Provided records ->
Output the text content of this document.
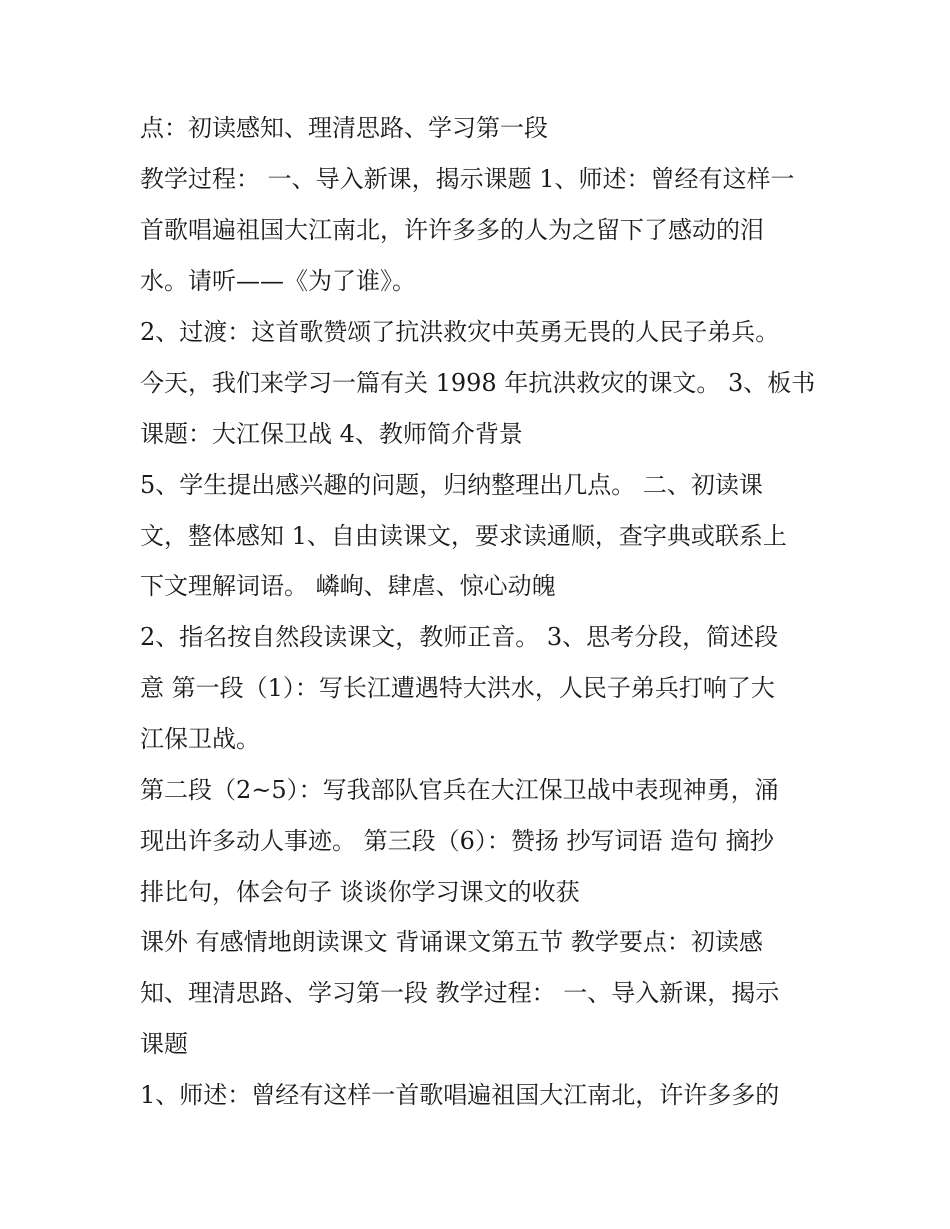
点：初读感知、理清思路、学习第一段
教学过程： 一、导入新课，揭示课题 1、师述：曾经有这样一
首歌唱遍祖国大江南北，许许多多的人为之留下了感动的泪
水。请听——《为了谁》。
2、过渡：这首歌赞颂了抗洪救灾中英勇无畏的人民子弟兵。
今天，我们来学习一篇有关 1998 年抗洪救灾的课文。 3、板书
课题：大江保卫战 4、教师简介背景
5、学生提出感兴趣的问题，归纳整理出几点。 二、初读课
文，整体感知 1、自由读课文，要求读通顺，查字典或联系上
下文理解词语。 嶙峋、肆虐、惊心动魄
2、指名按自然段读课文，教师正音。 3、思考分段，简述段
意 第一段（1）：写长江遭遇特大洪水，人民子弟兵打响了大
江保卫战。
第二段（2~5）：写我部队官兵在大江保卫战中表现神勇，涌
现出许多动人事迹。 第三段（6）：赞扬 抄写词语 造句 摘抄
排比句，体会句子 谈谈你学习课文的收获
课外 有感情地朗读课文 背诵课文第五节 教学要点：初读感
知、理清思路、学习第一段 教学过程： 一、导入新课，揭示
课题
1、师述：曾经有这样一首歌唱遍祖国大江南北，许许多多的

Task statement ->
Tally every line of the data that holds the word "导入新课" and write the count alone.

Response below ->
2